• [Your task]: Send back all the data below, exactly as given.

• [Supplied data]:
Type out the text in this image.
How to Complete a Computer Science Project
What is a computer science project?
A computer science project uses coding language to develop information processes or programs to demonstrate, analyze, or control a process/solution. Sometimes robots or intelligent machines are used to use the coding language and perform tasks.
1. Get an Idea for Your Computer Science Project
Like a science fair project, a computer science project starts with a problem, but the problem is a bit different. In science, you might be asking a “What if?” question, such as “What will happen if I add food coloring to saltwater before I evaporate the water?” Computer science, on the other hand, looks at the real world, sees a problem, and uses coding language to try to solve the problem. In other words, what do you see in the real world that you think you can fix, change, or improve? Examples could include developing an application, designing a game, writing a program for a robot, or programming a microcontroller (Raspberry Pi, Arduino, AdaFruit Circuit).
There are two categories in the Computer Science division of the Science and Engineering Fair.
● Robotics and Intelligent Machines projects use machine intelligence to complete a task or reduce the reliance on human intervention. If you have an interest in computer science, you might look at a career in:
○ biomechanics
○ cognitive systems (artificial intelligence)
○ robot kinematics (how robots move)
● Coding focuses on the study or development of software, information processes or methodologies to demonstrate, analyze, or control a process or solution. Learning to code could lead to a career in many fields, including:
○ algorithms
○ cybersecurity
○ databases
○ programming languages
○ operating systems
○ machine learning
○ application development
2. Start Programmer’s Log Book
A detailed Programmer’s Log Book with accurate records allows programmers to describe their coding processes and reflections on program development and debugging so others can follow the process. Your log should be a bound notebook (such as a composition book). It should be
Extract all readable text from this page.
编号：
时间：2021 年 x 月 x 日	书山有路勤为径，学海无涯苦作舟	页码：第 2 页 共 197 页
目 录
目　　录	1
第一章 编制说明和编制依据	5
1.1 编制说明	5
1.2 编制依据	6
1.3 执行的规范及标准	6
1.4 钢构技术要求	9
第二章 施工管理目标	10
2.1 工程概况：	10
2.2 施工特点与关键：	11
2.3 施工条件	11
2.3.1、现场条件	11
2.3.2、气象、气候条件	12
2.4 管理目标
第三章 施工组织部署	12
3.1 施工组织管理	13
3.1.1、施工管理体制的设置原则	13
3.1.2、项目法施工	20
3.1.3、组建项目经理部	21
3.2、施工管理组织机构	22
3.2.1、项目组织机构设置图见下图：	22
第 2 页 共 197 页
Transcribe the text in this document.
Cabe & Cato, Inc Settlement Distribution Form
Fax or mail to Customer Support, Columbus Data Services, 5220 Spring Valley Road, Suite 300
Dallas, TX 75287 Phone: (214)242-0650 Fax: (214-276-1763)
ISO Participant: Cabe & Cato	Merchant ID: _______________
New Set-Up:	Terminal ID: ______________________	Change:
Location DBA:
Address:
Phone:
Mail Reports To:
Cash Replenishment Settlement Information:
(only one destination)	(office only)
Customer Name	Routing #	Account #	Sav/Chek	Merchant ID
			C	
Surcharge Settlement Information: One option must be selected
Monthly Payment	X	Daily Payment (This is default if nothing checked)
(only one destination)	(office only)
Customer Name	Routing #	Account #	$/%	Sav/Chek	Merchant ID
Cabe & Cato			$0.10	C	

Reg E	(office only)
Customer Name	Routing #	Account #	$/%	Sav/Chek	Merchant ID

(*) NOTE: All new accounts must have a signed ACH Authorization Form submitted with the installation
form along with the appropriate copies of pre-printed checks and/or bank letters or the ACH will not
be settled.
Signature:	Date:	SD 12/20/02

• [Written response]:
Type out the text in this image.
How to Complete a Computer Science Project
What is a computer science project?
A computer science project uses coding language to develop information processes or programs to demonstrate, analyze, or control a process/solution. Sometimes robots or intelligent machines are used to use the coding language and perform tasks.
1. Get an Idea for Your Computer Science Project
Like a science fair project, a computer science project starts with a problem, but the problem is a bit different. In science, you might be asking a “What if?” question, such as “What will happen if I add food coloring to saltwater before I evaporate the water?” Computer science, on the other hand, looks at the real world, sees a problem, and uses coding language to try to solve the problem. In other words, what do you see in the real world that you think you can fix, change, or improve? Examples could include developing an application, designing a game, writing a program for a robot, or programming a microcontroller (Raspberry Pi, Arduino, AdaFruit Circuit).
There are two categories in the Computer Science division of the Science and Engineering Fair.
● Robotics and Intelligent Machines projects use machine intelligence to complete a task or reduce the reliance on human intervention. If you have an interest in computer science, you might look at a career in:
○ biomechanics
○ cognitive systems (artificial intelligence)
○ robot kinematics (how robots move)
● Coding focuses on the study or development of software, information processes or methodologies to demonstrate, analyze, or control a process or solution. Learning to code could lead to a career in many fields, including:
○ algorithms
○ cybersecurity
○ databases
○ programming languages
○ operating systems
○ machine learning
○ application development
2. Start Programmer’s Log Book
A detailed Programmer’s Log Book with accurate records allows programmers to describe their coding processes and reflections on program development and debugging so others can follow the process. Your log should be a bound notebook (such as a composition book). It should be
Extract all readable text from this page.
编号：
时间：2021 年 x 月 x 日	书山有路勤为径，学海无涯苦作舟	页码：第 2 页 共 197 页
目 录
目　　录	1
第一章 编制说明和编制依据	5
1.1 编制说明	5
1.2 编制依据	6
1.3 执行的规范及标准	6
1.4 钢构技术要求	9
第二章 施工管理目标	10
2.1 工程概况：	10
2.2 施工特点与关键：	11
2.3 施工条件	11
2.3.1、现场条件	11
2.3.2、气象、气候条件	12
2.4 管理目标
第三章 施工组织部署	12
3.1 施工组织管理	13
3.1.1、施工管理体制的设置原则	13
3.1.2、项目法施工	20
3.1.3、组建项目经理部	21
3.2、施工管理组织机构	22
3.2.1、项目组织机构设置图见下图：	22
第 2 页 共 197 页
Transcribe the text in this document.
Cabe & Cato, Inc Settlement Distribution Form
Fax or mail to Customer Support, Columbus Data Services, 5220 Spring Valley Road, Suite 300
Dallas, TX 75287 Phone: (214)242-0650 Fax: (214-276-1763)
ISO Participant: Cabe & Cato	Merchant ID: _______________
New Set-Up:	Terminal ID: ______________________	Change:
Location DBA:
Address:
Phone:
Mail Reports To:
Cash Replenishment Settlement Information:
(only one destination)	(office only)
Customer Name	Routing #	Account #	Sav/Chek	Merchant ID
			C	
Surcharge Settlement Information: One option must be selected
Monthly Payment	X	Daily Payment (This is default if nothing checked)
(only one destination)	(office only)
Customer Name	Routing #	Account #	$/%	Sav/Chek	Merchant ID
Cabe & Cato			$0.10	C	

Reg E	(office only)
Customer Name	Routing #	Account #	$/%	Sav/Chek	Merchant ID

(*) NOTE: All new accounts must have a signed ACH Authorization Form submitted with the installation
form along with the appropriate copies of pre-printed checks and/or bank letters or the ACH will not
be settled.
Signature:	Date:	SD 12/20/02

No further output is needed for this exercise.